[Data entries]
## START
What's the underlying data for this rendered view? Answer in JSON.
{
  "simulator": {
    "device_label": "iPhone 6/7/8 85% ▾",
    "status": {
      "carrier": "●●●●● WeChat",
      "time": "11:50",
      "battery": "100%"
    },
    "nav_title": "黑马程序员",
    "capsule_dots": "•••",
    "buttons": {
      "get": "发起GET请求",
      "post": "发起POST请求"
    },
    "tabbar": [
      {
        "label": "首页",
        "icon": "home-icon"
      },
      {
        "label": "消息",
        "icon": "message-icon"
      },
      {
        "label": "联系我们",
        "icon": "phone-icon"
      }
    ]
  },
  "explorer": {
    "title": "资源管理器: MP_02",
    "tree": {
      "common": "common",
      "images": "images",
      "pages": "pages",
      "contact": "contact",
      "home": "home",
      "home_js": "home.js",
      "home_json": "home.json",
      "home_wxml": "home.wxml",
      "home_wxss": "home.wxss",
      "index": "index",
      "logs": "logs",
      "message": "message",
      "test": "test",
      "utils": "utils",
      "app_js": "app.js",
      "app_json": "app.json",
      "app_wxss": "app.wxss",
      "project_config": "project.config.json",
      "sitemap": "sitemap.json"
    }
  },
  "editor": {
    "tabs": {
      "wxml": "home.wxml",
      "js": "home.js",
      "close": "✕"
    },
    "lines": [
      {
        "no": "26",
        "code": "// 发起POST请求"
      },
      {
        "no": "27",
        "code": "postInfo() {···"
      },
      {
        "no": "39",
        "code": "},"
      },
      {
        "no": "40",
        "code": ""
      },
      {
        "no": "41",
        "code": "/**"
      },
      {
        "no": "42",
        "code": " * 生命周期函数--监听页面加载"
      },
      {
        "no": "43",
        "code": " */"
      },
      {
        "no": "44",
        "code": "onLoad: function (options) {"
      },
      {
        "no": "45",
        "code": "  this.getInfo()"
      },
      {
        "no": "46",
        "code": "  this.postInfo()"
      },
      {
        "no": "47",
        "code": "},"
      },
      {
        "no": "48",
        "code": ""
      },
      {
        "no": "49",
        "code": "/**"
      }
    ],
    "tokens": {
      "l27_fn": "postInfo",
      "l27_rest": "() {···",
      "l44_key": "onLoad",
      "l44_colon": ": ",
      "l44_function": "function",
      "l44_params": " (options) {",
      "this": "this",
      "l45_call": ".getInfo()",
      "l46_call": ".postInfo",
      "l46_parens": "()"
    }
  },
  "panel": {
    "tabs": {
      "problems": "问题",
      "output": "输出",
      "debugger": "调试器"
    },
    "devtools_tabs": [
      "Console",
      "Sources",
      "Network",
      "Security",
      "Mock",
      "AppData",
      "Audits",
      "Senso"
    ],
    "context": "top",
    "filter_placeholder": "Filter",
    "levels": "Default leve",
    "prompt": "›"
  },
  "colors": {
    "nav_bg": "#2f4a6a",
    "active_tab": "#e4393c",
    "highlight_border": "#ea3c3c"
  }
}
## END
YOUR TASK:
Check each line above for the string "this" and show the ones that have it.

THE OUTPUT:
What's the underlying data for this rendered view? Answer in JSON.
        "code": "  this.getInfo()"
        "code": "  this.postInfo()"
      "this": "this",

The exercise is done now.